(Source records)
------------

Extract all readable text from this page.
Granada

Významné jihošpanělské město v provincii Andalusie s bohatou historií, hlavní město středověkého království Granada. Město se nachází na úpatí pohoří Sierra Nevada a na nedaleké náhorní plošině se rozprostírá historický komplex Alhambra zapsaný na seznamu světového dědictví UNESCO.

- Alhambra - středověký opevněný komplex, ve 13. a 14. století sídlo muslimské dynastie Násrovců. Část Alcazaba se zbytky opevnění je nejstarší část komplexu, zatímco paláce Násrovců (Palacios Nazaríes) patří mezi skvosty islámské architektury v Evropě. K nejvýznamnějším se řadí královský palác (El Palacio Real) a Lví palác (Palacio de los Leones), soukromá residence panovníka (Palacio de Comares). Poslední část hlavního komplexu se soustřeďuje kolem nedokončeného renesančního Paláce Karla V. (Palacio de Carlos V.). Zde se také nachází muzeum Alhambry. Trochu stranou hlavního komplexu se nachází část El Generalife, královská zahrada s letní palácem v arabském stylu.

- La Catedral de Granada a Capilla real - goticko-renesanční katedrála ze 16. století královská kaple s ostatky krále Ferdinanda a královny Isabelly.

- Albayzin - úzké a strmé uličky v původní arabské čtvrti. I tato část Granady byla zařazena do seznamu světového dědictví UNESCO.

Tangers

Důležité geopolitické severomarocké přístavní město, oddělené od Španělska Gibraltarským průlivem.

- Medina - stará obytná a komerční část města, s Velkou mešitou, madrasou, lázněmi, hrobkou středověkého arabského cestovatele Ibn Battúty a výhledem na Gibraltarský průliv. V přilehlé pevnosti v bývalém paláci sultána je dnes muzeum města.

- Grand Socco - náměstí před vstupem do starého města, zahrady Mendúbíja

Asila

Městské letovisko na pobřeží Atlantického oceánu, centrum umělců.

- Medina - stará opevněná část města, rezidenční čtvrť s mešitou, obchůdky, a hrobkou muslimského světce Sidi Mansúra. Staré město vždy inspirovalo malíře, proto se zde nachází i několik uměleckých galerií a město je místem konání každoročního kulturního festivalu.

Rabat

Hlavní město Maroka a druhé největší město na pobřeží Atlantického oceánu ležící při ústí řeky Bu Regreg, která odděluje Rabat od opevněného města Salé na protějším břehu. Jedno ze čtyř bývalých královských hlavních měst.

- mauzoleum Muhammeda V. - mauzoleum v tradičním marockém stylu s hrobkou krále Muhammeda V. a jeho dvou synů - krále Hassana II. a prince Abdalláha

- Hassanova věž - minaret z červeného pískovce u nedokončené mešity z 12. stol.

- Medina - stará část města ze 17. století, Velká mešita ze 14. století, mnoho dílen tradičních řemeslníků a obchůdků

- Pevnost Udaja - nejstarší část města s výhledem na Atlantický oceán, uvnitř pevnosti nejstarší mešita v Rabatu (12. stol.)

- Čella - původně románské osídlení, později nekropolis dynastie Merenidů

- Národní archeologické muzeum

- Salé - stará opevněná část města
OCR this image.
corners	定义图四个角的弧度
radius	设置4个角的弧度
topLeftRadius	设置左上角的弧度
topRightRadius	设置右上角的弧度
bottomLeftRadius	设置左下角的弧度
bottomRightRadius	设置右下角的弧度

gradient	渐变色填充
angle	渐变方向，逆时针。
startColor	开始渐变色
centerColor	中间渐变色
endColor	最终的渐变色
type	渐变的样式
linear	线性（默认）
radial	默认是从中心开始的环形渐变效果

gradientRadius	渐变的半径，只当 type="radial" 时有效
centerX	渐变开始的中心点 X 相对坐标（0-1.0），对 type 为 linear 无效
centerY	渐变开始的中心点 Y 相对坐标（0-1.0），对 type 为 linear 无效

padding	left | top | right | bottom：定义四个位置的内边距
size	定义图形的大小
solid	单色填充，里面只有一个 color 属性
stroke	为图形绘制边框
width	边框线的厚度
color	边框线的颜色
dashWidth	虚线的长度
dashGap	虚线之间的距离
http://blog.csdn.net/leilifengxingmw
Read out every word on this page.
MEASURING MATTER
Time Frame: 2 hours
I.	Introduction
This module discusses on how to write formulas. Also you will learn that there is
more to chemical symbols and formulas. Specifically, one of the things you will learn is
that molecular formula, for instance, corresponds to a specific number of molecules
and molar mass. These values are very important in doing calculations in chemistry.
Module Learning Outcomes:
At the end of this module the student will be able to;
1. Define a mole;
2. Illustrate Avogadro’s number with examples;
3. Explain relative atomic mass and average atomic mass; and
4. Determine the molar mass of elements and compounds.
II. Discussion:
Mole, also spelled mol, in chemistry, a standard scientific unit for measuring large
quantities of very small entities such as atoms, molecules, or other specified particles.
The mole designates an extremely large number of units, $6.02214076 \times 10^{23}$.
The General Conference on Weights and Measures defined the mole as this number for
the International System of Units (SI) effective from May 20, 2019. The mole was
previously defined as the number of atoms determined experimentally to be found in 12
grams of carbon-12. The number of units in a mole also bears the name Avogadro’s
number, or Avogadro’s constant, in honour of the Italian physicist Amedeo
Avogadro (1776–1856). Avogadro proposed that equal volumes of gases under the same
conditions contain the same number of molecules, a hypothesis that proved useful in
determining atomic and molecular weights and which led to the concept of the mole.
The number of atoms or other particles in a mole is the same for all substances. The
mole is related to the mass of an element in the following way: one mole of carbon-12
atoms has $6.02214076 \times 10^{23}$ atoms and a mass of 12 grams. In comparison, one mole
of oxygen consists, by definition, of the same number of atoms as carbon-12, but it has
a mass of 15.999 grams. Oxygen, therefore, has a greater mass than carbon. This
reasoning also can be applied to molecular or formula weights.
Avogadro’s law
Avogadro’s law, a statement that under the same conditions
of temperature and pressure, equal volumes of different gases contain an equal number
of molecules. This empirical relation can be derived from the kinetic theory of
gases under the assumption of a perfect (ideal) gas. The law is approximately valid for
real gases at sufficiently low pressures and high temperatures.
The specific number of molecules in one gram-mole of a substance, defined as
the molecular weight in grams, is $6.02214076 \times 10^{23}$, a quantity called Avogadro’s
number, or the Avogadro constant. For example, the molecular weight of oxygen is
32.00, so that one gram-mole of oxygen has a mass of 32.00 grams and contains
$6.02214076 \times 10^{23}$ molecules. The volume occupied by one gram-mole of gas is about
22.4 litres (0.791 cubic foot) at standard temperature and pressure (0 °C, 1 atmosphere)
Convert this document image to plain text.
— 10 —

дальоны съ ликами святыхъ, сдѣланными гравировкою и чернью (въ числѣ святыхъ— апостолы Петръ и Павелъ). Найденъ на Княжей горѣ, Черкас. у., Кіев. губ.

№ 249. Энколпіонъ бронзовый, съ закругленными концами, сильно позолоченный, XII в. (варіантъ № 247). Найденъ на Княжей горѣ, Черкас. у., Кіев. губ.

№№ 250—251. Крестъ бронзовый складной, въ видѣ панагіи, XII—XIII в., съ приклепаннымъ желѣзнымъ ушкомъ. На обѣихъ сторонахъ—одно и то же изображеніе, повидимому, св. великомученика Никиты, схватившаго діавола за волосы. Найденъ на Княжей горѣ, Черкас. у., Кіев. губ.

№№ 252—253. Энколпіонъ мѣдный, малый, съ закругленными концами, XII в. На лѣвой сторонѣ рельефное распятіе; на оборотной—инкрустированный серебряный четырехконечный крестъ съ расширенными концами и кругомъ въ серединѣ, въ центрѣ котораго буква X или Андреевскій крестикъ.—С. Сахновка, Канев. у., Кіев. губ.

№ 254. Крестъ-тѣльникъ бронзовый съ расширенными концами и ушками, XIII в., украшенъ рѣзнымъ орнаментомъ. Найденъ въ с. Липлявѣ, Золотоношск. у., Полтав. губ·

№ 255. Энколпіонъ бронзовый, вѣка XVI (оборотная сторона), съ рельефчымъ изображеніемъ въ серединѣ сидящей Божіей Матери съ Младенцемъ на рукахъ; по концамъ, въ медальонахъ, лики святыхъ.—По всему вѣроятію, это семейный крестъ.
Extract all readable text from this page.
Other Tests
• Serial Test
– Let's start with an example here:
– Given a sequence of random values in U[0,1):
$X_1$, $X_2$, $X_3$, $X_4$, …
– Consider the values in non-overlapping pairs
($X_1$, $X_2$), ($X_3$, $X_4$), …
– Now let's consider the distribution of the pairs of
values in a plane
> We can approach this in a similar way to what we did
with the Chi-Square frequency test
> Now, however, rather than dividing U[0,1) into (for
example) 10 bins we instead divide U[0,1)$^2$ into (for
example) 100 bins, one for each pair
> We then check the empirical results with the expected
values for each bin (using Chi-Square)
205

------------

### What you have to do
Gather each line of the listing that holds the string "conditions".

### Reply
conditions contain the same number of molecules, a hypothesis that proved useful in
Avogadro’s law, a statement that under the same conditions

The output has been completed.